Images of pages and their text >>
───

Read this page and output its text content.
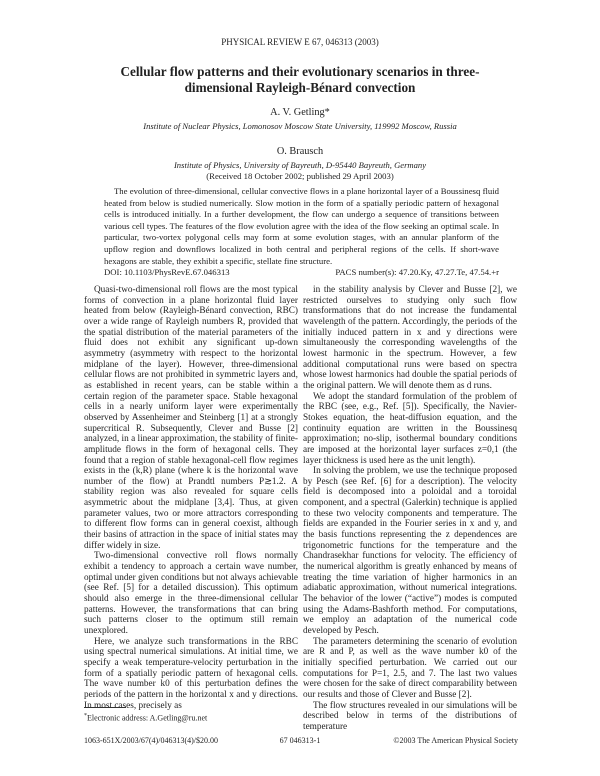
PHYSICAL REVIEW E 67, 046313 (2003)
Cellular flow patterns and their evolutionary scenarios in three-dimensional Rayleigh-Bénard convection
A. V. Getling*
Institute of Nuclear Physics, Lomonosov Moscow State University, 119992 Moscow, Russia
O. Brausch
Institute of Physics, University of Bayreuth, D-95440 Bayreuth, Germany
(Received 18 October 2002; published 29 April 2003)
The evolution of three-dimensional, cellular convective flows in a plane horizontal layer of a Boussinesq fluid heated from below is studied numerically. Slow motion in the form of a spatially periodic pattern of hexagonal cells is introduced initially. In a further development, the flow can undergo a sequence of transitions between various cell types. The features of the flow evolution agree with the idea of the flow seeking an optimal scale. In particular, two-vortex polygonal cells may form at some evolution stages, with an annular planform of the upflow region and downflows localized in both central and peripheral regions of the cells. If short-wave hexagons are stable, they exhibit a specific, stellate fine structure.
DOI: 10.1103/PhysRevE.67.046313	PACS number(s): 47.20.Ky, 47.27.Te, 47.54.+r

Quasi-two-dimensional roll flows are the most typical forms of convection in a plane horizontal fluid layer heated from below (Rayleigh-Bénard convection, RBC) over a wide range of Rayleigh numbers R, provided that the spatial distribution of the material parameters of the fluid does not exhibit any significant up-down asymmetry (asymmetry with respect to the horizontal midplane of the layer). However, three-dimensional cellular flows are not prohibited in symmetric layers and, as established in recent years, can be stable within a certain region of the parameter space. Stable hexagonal cells in a nearly uniform layer were experimentally observed by Assenheimer and Steinberg [1] at a strongly supercritical R. Subsequently, Clever and Busse [2] analyzed, in a linear approximation, the stability of finite-amplitude flows in the form of hexagonal cells. They found that a region of stable hexagonal-cell flow regimes exists in the (k,R) plane (where k is the horizontal wave number of the flow) at Prandtl numbers P≳1.2. A stability region was also revealed for square cells asymmetric about the midplane [3,4]. Thus, at given parameter values, two or more attractors corresponding to different flow forms can in general coexist, although their basins of attraction in the space of initial states may differ widely in size.

Two-dimensional convective roll flows normally exhibit a tendency to approach a certain wave number, optimal under given conditions but not always achievable (see Ref. [5] for a detailed discussion). This optimum should also emerge in the three-dimensional cellular patterns. However, the transformations that can bring such patterns closer to the optimum still remain unexplored.

Here, we analyze such transformations in the RBC using spectral numerical simulations. At initial time, we specify a weak temperature-velocity perturbation in the form of a spatially periodic pattern of hexagonal cells. The wave number k0 of this perturbation defines the periods of the pattern in the horizontal x and y directions. In most cases, precisely as

in the stability analysis by Clever and Busse [2], we restricted ourselves to studying only such flow transformations that do not increase the fundamental wavelength of the pattern. Accordingly, the periods of the initially induced pattern in x and y directions were simultaneously the corresponding wavelengths of the lowest harmonic in the spectrum. However, a few additional computational runs were based on spectra whose lowest harmonics had double the spatial periods of the original pattern. We will denote them as d runs.

We adopt the standard formulation of the problem of the RBC (see, e.g., Ref. [5]). Specifically, the Navier-Stokes equation, the heat-diffusion equation, and the continuity equation are written in the Boussinesq approximation; no-slip, isothermal boundary conditions are imposed at the horizontal layer surfaces z=0,1 (the layer thickness is used here as the unit length).

In solving the problem, we use the technique proposed by Pesch (see Ref. [6] for a description). The velocity field is decomposed into a poloidal and a toroidal component, and a spectral (Galerkin) technique is applied to these two velocity components and temperature. The fields are expanded in the Fourier series in x and y, and the basis functions representing the z dependences are trigonometric functions for the temperature and the Chandrasekhar functions for velocity. The efficiency of the numerical algorithm is greatly enhanced by means of treating the time variation of higher harmonics in an adiabatic approximation, without numerical integrations. The behavior of the lower (“active”) modes is computed using the Adams-Bashforth method. For computations, we employ an adaptation of the numerical code developed by Pesch.

The parameters determining the scenario of evolution are R and P, as well as the wave number k0 of the initially specified perturbation. We carried out our computations for P=1, 2.5, and 7. The last two values were chosen for the sake of direct comparability between our results and those of Clever and Busse [2].

The flow structures revealed in our simulations will be described below in terms of the distributions of temperature

*Electronic address: A.Getling@ru.net
1063-651X/2003/67(4)/046313(4)/$20.00	67 046313-1	©2003 The American Physical Society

───

WORK ITEM >> Each word of the data should be repeated exactly, and the pictures left out.

SOLUTION BELOW >>
Read this page and output its text content.
PHYSICAL REVIEW E 67, 046313 (2003)
Cellular flow patterns and their evolutionary scenarios in three-dimensional Rayleigh-Bénard convection
A. V. Getling*
Institute of Nuclear Physics, Lomonosov Moscow State University, 119992 Moscow, Russia
O. Brausch
Institute of Physics, University of Bayreuth, D-95440 Bayreuth, Germany
(Received 18 October 2002; published 29 April 2003)
The evolution of three-dimensional, cellular convective flows in a plane horizontal layer of a Boussinesq fluid heated from below is studied numerically. Slow motion in the form of a spatially periodic pattern of hexagonal cells is introduced initially. In a further development, the flow can undergo a sequence of transitions between various cell types. The features of the flow evolution agree with the idea of the flow seeking an optimal scale. In particular, two-vortex polygonal cells may form at some evolution stages, with an annular planform of the upflow region and downflows localized in both central and peripheral regions of the cells. If short-wave hexagons are stable, they exhibit a specific, stellate fine structure.
DOI: 10.1103/PhysRevE.67.046313	PACS number(s): 47.20.Ky, 47.27.Te, 47.54.+r

Quasi-two-dimensional roll flows are the most typical forms of convection in a plane horizontal fluid layer heated from below (Rayleigh-Bénard convection, RBC) over a wide range of Rayleigh numbers R, provided that the spatial distribution of the material parameters of the fluid does not exhibit any significant up-down asymmetry (asymmetry with respect to the horizontal midplane of the layer). However, three-dimensional cellular flows are not prohibited in symmetric layers and, as established in recent years, can be stable within a certain region of the parameter space. Stable hexagonal cells in a nearly uniform layer were experimentally observed by Assenheimer and Steinberg [1] at a strongly supercritical R. Subsequently, Clever and Busse [2] analyzed, in a linear approximation, the stability of finite-amplitude flows in the form of hexagonal cells. They found that a region of stable hexagonal-cell flow regimes exists in the (k,R) plane (where k is the horizontal wave number of the flow) at Prandtl numbers P≳1.2. A stability region was also revealed for square cells asymmetric about the midplane [3,4]. Thus, at given parameter values, two or more attractors corresponding to different flow forms can in general coexist, although their basins of attraction in the space of initial states may differ widely in size.

Two-dimensional convective roll flows normally exhibit a tendency to approach a certain wave number, optimal under given conditions but not always achievable (see Ref. [5] for a detailed discussion). This optimum should also emerge in the three-dimensional cellular patterns. However, the transformations that can bring such patterns closer to the optimum still remain unexplored.

Here, we analyze such transformations in the RBC using spectral numerical simulations. At initial time, we specify a weak temperature-velocity perturbation in the form of a spatially periodic pattern of hexagonal cells. The wave number k0 of this perturbation defines the periods of the pattern in the horizontal x and y directions. In most cases, precisely as

in the stability analysis by Clever and Busse [2], we restricted ourselves to studying only such flow transformations that do not increase the fundamental wavelength of the pattern. Accordingly, the periods of the initially induced pattern in x and y directions were simultaneously the corresponding wavelengths of the lowest harmonic in the spectrum. However, a few additional computational runs were based on spectra whose lowest harmonics had double the spatial periods of the original pattern. We will denote them as d runs.

We adopt the standard formulation of the problem of the RBC (see, e.g., Ref. [5]). Specifically, the Navier-Stokes equation, the heat-diffusion equation, and the continuity equation are written in the Boussinesq approximation; no-slip, isothermal boundary conditions are imposed at the horizontal layer surfaces z=0,1 (the layer thickness is used here as the unit length).

In solving the problem, we use the technique proposed by Pesch (see Ref. [6] for a description). The velocity field is decomposed into a poloidal and a toroidal component, and a spectral (Galerkin) technique is applied to these two velocity components and temperature. The fields are expanded in the Fourier series in x and y, and the basis functions representing the z dependences are trigonometric functions for the temperature and the Chandrasekhar functions for velocity. The efficiency of the numerical algorithm is greatly enhanced by means of treating the time variation of higher harmonics in an adiabatic approximation, without numerical integrations. The behavior of the lower (“active”) modes is computed using the Adams-Bashforth method. For computations, we employ an adaptation of the numerical code developed by Pesch.

The parameters determining the scenario of evolution are R and P, as well as the wave number k0 of the initially specified perturbation. We carried out our computations for P=1, 2.5, and 7. The last two values were chosen for the sake of direct comparability between our results and those of Clever and Busse [2].

The flow structures revealed in our simulations will be described below in terms of the distributions of temperature

*Electronic address: A.Getling@ru.net
1063-651X/2003/67(4)/046313(4)/$20.00	67 046313-1	©2003 The American Physical Society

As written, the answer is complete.